● **Description of the task**: Read through the lines below and copy the ones holding the string "Sodium".

● **Given data**:

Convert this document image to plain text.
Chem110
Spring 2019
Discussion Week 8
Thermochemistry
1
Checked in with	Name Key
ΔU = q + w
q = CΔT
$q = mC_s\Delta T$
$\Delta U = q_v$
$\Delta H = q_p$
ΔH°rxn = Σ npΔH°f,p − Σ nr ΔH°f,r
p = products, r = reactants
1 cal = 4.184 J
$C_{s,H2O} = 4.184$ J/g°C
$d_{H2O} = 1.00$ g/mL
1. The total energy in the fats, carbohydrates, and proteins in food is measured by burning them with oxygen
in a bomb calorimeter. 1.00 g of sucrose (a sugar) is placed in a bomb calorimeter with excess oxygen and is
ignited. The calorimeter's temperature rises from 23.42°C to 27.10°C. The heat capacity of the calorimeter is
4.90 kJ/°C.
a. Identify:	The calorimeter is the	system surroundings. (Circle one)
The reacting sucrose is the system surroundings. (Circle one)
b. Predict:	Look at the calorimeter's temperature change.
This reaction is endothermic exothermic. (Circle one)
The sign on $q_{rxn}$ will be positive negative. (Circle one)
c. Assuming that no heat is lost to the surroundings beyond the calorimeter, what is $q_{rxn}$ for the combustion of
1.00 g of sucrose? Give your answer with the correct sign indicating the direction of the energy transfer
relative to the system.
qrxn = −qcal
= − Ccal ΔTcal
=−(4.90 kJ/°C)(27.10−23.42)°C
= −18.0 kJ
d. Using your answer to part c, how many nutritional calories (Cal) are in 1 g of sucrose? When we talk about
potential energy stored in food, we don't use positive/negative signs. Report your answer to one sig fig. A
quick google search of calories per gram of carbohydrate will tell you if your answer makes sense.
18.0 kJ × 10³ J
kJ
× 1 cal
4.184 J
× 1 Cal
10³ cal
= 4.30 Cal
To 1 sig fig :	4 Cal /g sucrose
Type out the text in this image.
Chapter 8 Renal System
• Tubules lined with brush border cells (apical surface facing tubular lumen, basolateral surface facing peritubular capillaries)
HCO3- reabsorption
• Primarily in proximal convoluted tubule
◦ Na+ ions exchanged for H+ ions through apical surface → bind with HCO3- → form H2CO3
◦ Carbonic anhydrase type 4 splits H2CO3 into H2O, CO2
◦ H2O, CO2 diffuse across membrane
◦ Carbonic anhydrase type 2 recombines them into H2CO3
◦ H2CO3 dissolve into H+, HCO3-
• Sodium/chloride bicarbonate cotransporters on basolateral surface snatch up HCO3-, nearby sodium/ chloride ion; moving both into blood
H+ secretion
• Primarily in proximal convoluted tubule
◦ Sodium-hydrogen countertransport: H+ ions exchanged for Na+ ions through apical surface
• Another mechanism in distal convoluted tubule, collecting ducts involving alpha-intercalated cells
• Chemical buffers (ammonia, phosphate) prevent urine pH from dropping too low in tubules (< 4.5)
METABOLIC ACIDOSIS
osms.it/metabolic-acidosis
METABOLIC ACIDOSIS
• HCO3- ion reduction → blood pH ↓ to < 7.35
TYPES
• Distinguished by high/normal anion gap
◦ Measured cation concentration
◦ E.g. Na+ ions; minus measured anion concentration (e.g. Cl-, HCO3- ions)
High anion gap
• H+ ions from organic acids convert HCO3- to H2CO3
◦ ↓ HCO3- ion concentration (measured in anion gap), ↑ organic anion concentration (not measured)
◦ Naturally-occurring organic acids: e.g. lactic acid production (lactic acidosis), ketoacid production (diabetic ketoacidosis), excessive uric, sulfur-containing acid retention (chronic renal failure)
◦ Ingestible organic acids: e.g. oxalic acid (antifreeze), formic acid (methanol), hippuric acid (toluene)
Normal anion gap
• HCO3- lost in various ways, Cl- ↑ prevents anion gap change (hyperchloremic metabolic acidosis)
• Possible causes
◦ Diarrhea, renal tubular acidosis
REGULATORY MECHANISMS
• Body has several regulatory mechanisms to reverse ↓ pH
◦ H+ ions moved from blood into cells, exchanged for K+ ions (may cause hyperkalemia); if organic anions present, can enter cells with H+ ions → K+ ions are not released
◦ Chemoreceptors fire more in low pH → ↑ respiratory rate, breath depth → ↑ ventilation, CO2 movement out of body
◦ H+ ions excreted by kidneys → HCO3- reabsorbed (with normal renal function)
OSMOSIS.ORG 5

● **Response area**:
• Sodium/chloride bicarbonate cotransporters on basolateral surface snatch up HCO3-, nearby sodium/ chloride ion; moving both into blood
◦ Sodium-hydrogen countertransport: H+ ions exchanged for Na+ ions through apical surface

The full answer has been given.